Part of a data file:
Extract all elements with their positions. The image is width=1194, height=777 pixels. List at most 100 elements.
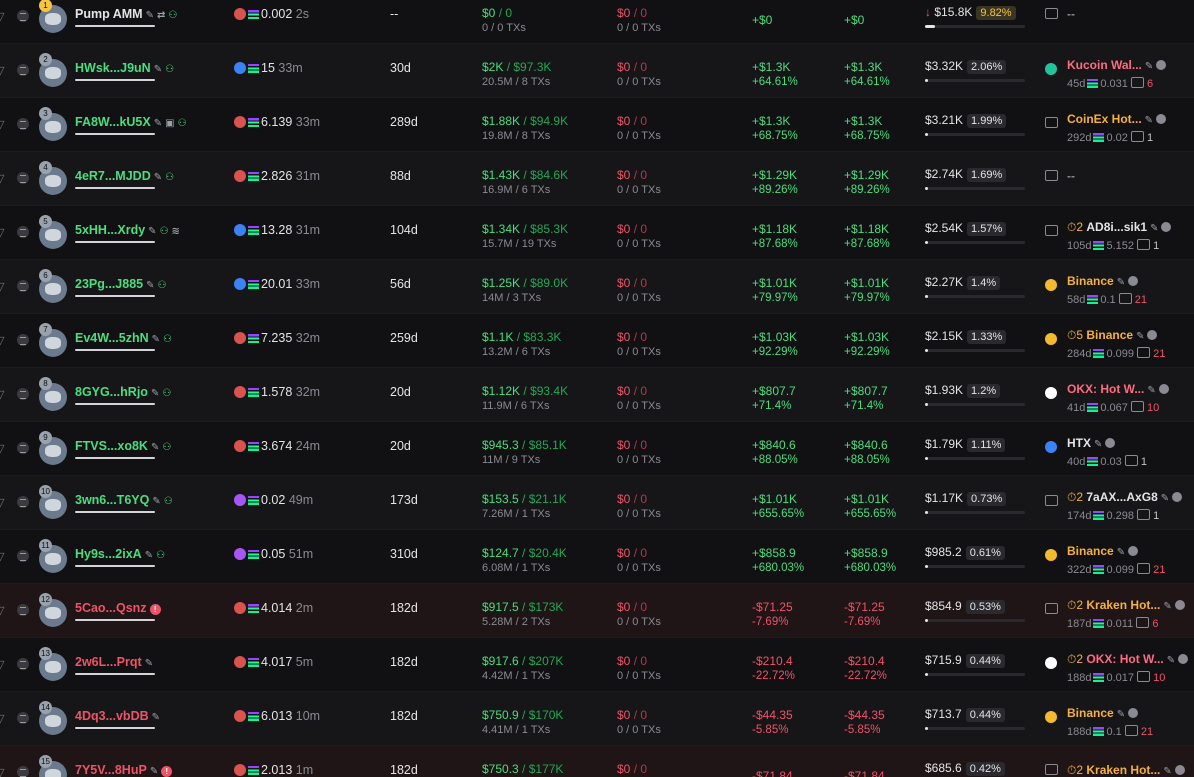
funding-source-name[interactable]: ⏱2 Kraken Hot... ✎ [1067,598,1185,613]
wallet-address[interactable]: 7Y5V...8HuP ✎! [75,763,173,777]
table-row[interactable]: ▽ 14 4Dq3...vbDB ✎ 6.013 10m 182d $750.9 / $17… [0,692,1194,746]
funding-name-text[interactable]: HTX [1067,436,1091,450]
filter-icon[interactable]: ▽ [0,280,6,293]
funding-name-text[interactable]: Kucoin Wal... [1067,58,1142,72]
funding-name-text[interactable]: -- [1067,7,1075,21]
edit-icon[interactable]: ✎ [1117,547,1125,558]
wallet-address-text[interactable]: Hy9s...2ixA [75,547,142,561]
table-row[interactable]: ▽ 4 4eR7...MJDD ✎ ⚇ 2.826 31m 88d $1.43K / $84.… [0,152,1194,206]
edit-icon[interactable]: ✎ [146,280,154,291]
list-icon[interactable] [17,658,29,670]
filter-icon[interactable]: ▽ [0,496,6,509]
list-icon[interactable] [17,442,29,454]
funding-name-text[interactable]: Kraken Hot... [1086,598,1160,612]
table-row[interactable]: ▽ 10 3wn6...T6YQ ✎ ⚇ 0.02 49m 173d $153.5 / $21… [0,476,1194,530]
edit-icon[interactable]: ✎ [1145,61,1153,72]
wallet-address-text[interactable]: 8GYG...hRjo [75,385,148,399]
list-icon[interactable] [17,388,29,400]
filter-icon[interactable]: ▽ [0,226,6,239]
edit-icon[interactable]: ✎ [145,658,153,669]
list-icon[interactable] [17,118,29,130]
filter-icon[interactable]: ▽ [0,442,6,455]
list-icon[interactable] [17,604,29,616]
table-row[interactable]: ▽ 5 5xHH...Xrdy ✎ ⚇ ≋ 13.28 31m 104d $1.34K / $8… [0,206,1194,260]
wallet-address-text[interactable]: Pump AMM [75,7,143,21]
edit-icon[interactable]: ✎ [1136,331,1144,342]
filter-icon[interactable]: ▽ [0,334,6,347]
wallet-address[interactable]: Ev4W...5zhN ✎ ⚇ [75,331,172,345]
filter-icon[interactable]: ▽ [0,172,6,185]
wallet-address-text[interactable]: FTVS...xo8K [75,439,148,453]
filter-icon[interactable]: ▽ [0,604,6,617]
wallet-address-text[interactable]: 3wn6...T6YQ [75,493,149,507]
edit-icon[interactable]: ✎ [1150,223,1158,234]
wallet-address[interactable]: 4eR7...MJDD ✎ ⚇ [75,169,174,183]
table-row[interactable]: ▽ 11 Hy9s...2ixA ✎ ⚇ 0.05 51m 310d $124.7 / $20… [0,530,1194,584]
list-icon[interactable] [17,280,29,292]
filter-icon[interactable]: ▽ [0,766,6,777]
funding-source-name[interactable]: Binance ✎ [1067,274,1139,288]
list-icon[interactable] [17,64,29,76]
wallet-address[interactable]: 5xHH...Xrdy ✎ ⚇ ≋ [75,223,180,237]
edit-icon[interactable]: ✎ [152,334,160,345]
filter-icon[interactable]: ▽ [0,712,6,725]
funding-name-text[interactable]: Binance [1067,544,1114,558]
edit-icon[interactable]: ✎ [148,226,156,237]
table-row[interactable]: ▽ 12 5Cao...Qsnz! 4.014 2m 182d $917.5 / $173… [0,584,1194,638]
wallet-address-text[interactable]: 2w6L...Prqt [75,655,142,669]
edit-icon[interactable]: ✎ [151,442,159,453]
wallet-address[interactable]: 23Pg...J885 ✎ ⚇ [75,277,166,291]
edit-icon[interactable]: ✎ [1145,115,1153,126]
list-icon[interactable] [17,766,29,777]
wallet-address[interactable]: FTVS...xo8K ✎ ⚇ [75,439,171,453]
funding-name-text[interactable]: Binance [1086,328,1133,342]
list-icon[interactable] [17,172,29,184]
wallet-address[interactable]: Hy9s...2ixA ✎ ⚇ [75,547,165,561]
funding-name-text[interactable]: 7aAX...AxG8 [1086,490,1157,504]
list-icon[interactable] [17,10,29,22]
edit-icon[interactable]: ✎ [1163,766,1171,777]
funding-source-name[interactable]: ⏱2 Kraken Hot... ✎ [1067,763,1185,777]
funding-source-name[interactable]: HTX ✎ [1067,436,1116,450]
funding-source-name[interactable]: Kucoin Wal... ✎ [1067,58,1167,72]
wallet-address[interactable]: FA8W...kU5X ✎ ▣ ⚇ [75,115,187,129]
funding-source-name[interactable]: OKX: Hot W... ✎ [1067,382,1169,396]
table-row[interactable]: ▽ 9 FTVS...xo8K ✎ ⚇ 3.674 24m 20d $945.3 / $85.… [0,422,1194,476]
wallet-address[interactable]: 3wn6...T6YQ ✎ ⚇ [75,493,173,507]
funding-name-text[interactable]: AD8i...sik1 [1086,220,1147,234]
list-icon[interactable] [17,226,29,238]
table-row[interactable]: ▽ 8 8GYG...hRjo ✎ ⚇ 1.578 32m 20d $1.12K / $93.… [0,368,1194,422]
funding-source-name[interactable]: ⏱2 OKX: Hot W... ✎ [1067,652,1189,667]
edit-icon[interactable]: ✎ [1147,385,1155,396]
edit-icon[interactable]: ✎ [151,388,159,399]
funding-source-name[interactable]: ⏱2 7aAX...AxG8 ✎ [1067,490,1183,505]
funding-name-text[interactable]: -- [1067,169,1075,183]
edit-icon[interactable]: ✎ [1161,493,1169,504]
wallet-address-text[interactable]: 7Y5V...8HuP [75,763,147,777]
table-row[interactable]: ▽ 15 7Y5V...8HuP ✎! 2.013 1m 182d $750.3 / $17… [0,746,1194,777]
funding-source-name[interactable]: ⏱2 AD8i...sik1 ✎ [1067,220,1172,235]
wallet-address-text[interactable]: FA8W...kU5X [75,115,151,129]
wallet-address-text[interactable]: 5xHH...Xrdy [75,223,145,237]
list-icon[interactable] [17,550,29,562]
table-row[interactable]: ▽ 13 2w6L...Prqt ✎ 4.017 5m 182d $917.6 / $207… [0,638,1194,692]
funding-name-text[interactable]: OKX: Hot W... [1067,382,1144,396]
wallet-address-text[interactable]: Ev4W...5zhN [75,331,149,345]
edit-icon[interactable]: ✎ [146,10,154,21]
filter-icon[interactable]: ▽ [0,550,6,563]
wallet-address[interactable]: 4Dq3...vbDB ✎ [75,709,160,723]
funding-name-text[interactable]: Binance [1067,706,1114,720]
edit-icon[interactable]: ✎ [150,766,158,777]
list-icon[interactable] [17,334,29,346]
edit-icon[interactable]: ✎ [154,118,162,129]
filter-icon[interactable]: ▽ [0,388,6,401]
funding-name-text[interactable]: Binance [1067,274,1114,288]
wallet-address-text[interactable]: 4Dq3...vbDB [75,709,149,723]
table-row[interactable]: ▽ 2 HWsk...J9uN ✎ ⚇ 15 33m 30d $2K / $97.3K 20.5… [0,44,1194,98]
wallet-address-text[interactable]: 23Pg...J885 [75,277,143,291]
wallet-address-text[interactable]: 4eR7...MJDD [75,169,151,183]
wallet-address-text[interactable]: HWsk...J9uN [75,61,151,75]
table-row[interactable]: ▽ 3 FA8W...kU5X ✎ ▣ ⚇ 6.139 33m 289d $1.88K / $9… [0,98,1194,152]
filter-icon[interactable]: ▽ [0,64,6,77]
funding-source-name[interactable]: ⏱5 Binance ✎ [1067,328,1158,343]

Task prompt:
Output every line of the entries above as a numbered list, skipping any blank lines. Leave the pictures out.

Output:
1. Extract all elements with their positions. The image is width=1194, height=777 pixels. List at most 100 elements.
2. funding-source-name[interactable]: ⏱2 Kraken Hot... ✎ [1067,598,1185,613]
3. wallet-address[interactable]: 7Y5V...8HuP ✎! [75,763,173,777]
4. table-row[interactable]: ▽ 14 4Dq3...vbDB ✎ 6.013 10m 182d $750.9 / $17… [0,692,1194,746]
5. funding-name-text[interactable]: HTX [1067,436,1091,450]
6. filter-icon[interactable]: ▽ [0,280,6,293]
7. funding-name-text[interactable]: Kucoin Wal... [1067,58,1142,72]
8. funding-name-text[interactable]: -- [1067,7,1075,21]
9. edit-icon[interactable]: ✎ [1117,547,1125,558]
10. wallet-address-text[interactable]: Hy9s...2ixA [75,547,142,561]
11. table-row[interactable]: ▽ 4 4eR7...MJDD ✎ ⚇ 2.826 31m 88d $1.43K / $84.… [0,152,1194,206]
12. edit-icon[interactable]: ✎ [146,280,154,291]
13. list-icon[interactable] [17,658,29,670]
14. filter-icon[interactable]: ▽ [0,496,6,509]
15. list-icon[interactable] [17,442,29,454]
16. funding-name-text[interactable]: Kraken Hot... [1086,598,1160,612]
17. table-row[interactable]: ▽ 10 3wn6...T6YQ ✎ ⚇ 0.02 49m 173d $153.5 / $21… [0,476,1194,530]
18. edit-icon[interactable]: ✎ [1145,61,1153,72]
19. wallet-address-text[interactable]: 8GYG...hRjo [75,385,148,399]
20. list-icon[interactable] [17,388,29,400]
21. filter-icon[interactable]: ▽ [0,226,6,239]
22. edit-icon[interactable]: ✎ [145,658,153,669]
23. list-icon[interactable] [17,118,29,130]
24. filter-icon[interactable]: ▽ [0,442,6,455]
25. list-icon[interactable] [17,604,29,616]
26. table-row[interactable]: ▽ 5 5xHH...Xrdy ✎ ⚇ ≋ 13.28 31m 104d $1.34K / $8… [0,206,1194,260]
27. wallet-address-text[interactable]: Pump AMM [75,7,143,21]
28. edit-icon[interactable]: ✎ [1136,331,1144,342]
29. filter-icon[interactable]: ▽ [0,334,6,347]
30. wallet-address[interactable]: Ev4W...5zhN ✎ ⚇ [75,331,172,345]
31. filter-icon[interactable]: ▽ [0,172,6,185]
32. wallet-address-text[interactable]: FTVS...xo8K [75,439,148,453]
33. filter-icon[interactable]: ▽ [0,604,6,617]
34. wallet-address-text[interactable]: 3wn6...T6YQ [75,493,149,507]
35. edit-icon[interactable]: ✎ [1150,223,1158,234]
36. wallet-address[interactable]: 4eR7...MJDD ✎ ⚇ [75,169,174,183]
37. table-row[interactable]: ▽ 11 Hy9s...2ixA ✎ ⚇ 0.05 51m 310d $124.7 / $20… [0,530,1194,584]
38. list-icon[interactable] [17,280,29,292]
39. filter-icon[interactable]: ▽ [0,766,6,777]
40. funding-source-name[interactable]: Binance ✎ [1067,274,1139,288]
41. list-icon[interactable] [17,64,29,76]
42. wallet-address[interactable]: 5xHH...Xrdy ✎ ⚇ ≋ [75,223,180,237]
43. edit-icon[interactable]: ✎ [152,334,160,345]
44. filter-icon[interactable]: ▽ [0,712,6,725]
45. funding-name-text[interactable]: Binance [1067,544,1114,558]
46. edit-icon[interactable]: ✎ [148,226,156,237]
47. table-row[interactable]: ▽ 12 5Cao...Qsnz! 4.014 2m 182d $917.5 / $173… [0,584,1194,638]
48. wallet-address-text[interactable]: 2w6L...Prqt [75,655,142,669]
49. edit-icon[interactable]: ✎ [151,442,159,453]
50. wallet-address[interactable]: 23Pg...J885 ✎ ⚇ [75,277,166,291]
51. edit-icon[interactable]: ✎ [1145,115,1153,126]
52. list-icon[interactable] [17,766,29,777]
53. wallet-address[interactable]: FTVS...xo8K ✎ ⚇ [75,439,171,453]
54. funding-name-text[interactable]: Binance [1086,328,1133,342]
55. list-icon[interactable] [17,172,29,184]
56. wallet-address[interactable]: Hy9s...2ixA ✎ ⚇ [75,547,165,561]
57. funding-name-text[interactable]: 7aAX...AxG8 [1086,490,1157,504]
58. list-icon[interactable] [17,10,29,22]
59. edit-icon[interactable]: ✎ [1163,766,1171,777]
60. funding-source-name[interactable]: ⏱2 Kraken Hot... ✎ [1067,763,1185,777]
61. funding-source-name[interactable]: HTX ✎ [1067,436,1116,450]
62. funding-source-name[interactable]: Kucoin Wal... ✎ [1067,58,1167,72]
63. wallet-address[interactable]: FA8W...kU5X ✎ ▣ ⚇ [75,115,187,129]
64. funding-source-name[interactable]: OKX: Hot W... ✎ [1067,382,1169,396]
65. table-row[interactable]: ▽ 9 FTVS...xo8K ✎ ⚇ 3.674 24m 20d $945.3 / $85.… [0,422,1194,476]
66. wallet-address[interactable]: 3wn6...T6YQ ✎ ⚇ [75,493,173,507]
67. funding-name-text[interactable]: AD8i...sik1 [1086,220,1147,234]
68. list-icon[interactable] [17,226,29,238]
69. table-row[interactable]: ▽ 8 8GYG...hRjo ✎ ⚇ 1.578 32m 20d $1.12K / $93.… [0,368,1194,422]
70. funding-source-name[interactable]: ⏱2 OKX: Hot W... ✎ [1067,652,1189,667]
71. edit-icon[interactable]: ✎ [1147,385,1155,396]
72. edit-icon[interactable]: ✎ [151,388,159,399]
73. funding-source-name[interactable]: ⏱2 7aAX...AxG8 ✎ [1067,490,1183,505]
74. funding-name-text[interactable]: -- [1067,169,1075,183]
75. edit-icon[interactable]: ✎ [1161,493,1169,504]
76. wallet-address-text[interactable]: 7Y5V...8HuP [75,763,147,777]
77. table-row[interactable]: ▽ 15 7Y5V...8HuP ✎! 2.013 1m 182d $750.3 / $17… [0,746,1194,777]
78. funding-source-name[interactable]: ⏱2 AD8i...sik1 ✎ [1067,220,1172,235]
79. wallet-address-text[interactable]: FA8W...kU5X [75,115,151,129]
80. wallet-address-text[interactable]: 5xHH...Xrdy [75,223,145,237]
81. list-icon[interactable] [17,550,29,562]
82. table-row[interactable]: ▽ 13 2w6L...Prqt ✎ 4.017 5m 182d $917.6 / $207… [0,638,1194,692]
83. funding-name-text[interactable]: OKX: Hot W... [1067,382,1144,396]
84. wallet-address-text[interactable]: Ev4W...5zhN [75,331,149,345]
85. edit-icon[interactable]: ✎ [146,10,154,21]
86. filter-icon[interactable]: ▽ [0,550,6,563]
87. wallet-address[interactable]: 4Dq3...vbDB ✎ [75,709,160,723]
88. funding-name-text[interactable]: Binance [1067,706,1114,720]
89. edit-icon[interactable]: ✎ [150,766,158,777]
90. list-icon[interactable] [17,334,29,346]
91. edit-icon[interactable]: ✎ [154,118,162,129]
92. filter-icon[interactable]: ▽ [0,388,6,401]
93. funding-name-text[interactable]: Binance [1067,274,1114,288]
94. wallet-address-text[interactable]: 4Dq3...vbDB [75,709,149,723]
95. table-row[interactable]: ▽ 2 HWsk...J9uN ✎ ⚇ 15 33m 30d $2K / $97.3K 20.5… [0,44,1194,98]
96. wallet-address-text[interactable]: 23Pg...J885 [75,277,143,291]
97. wallet-address-text[interactable]: 4eR7...MJDD [75,169,151,183]
98. wallet-address-text[interactable]: HWsk...J9uN [75,61,151,75]
99. table-row[interactable]: ▽ 3 FA8W...kU5X ✎ ▣ ⚇ 6.139 33m 289d $1.88K / $9… [0,98,1194,152]
100. filter-icon[interactable]: ▽ [0,64,6,77]
101. funding-source-name[interactable]: ⏱5 Binance ✎ [1067,328,1158,343]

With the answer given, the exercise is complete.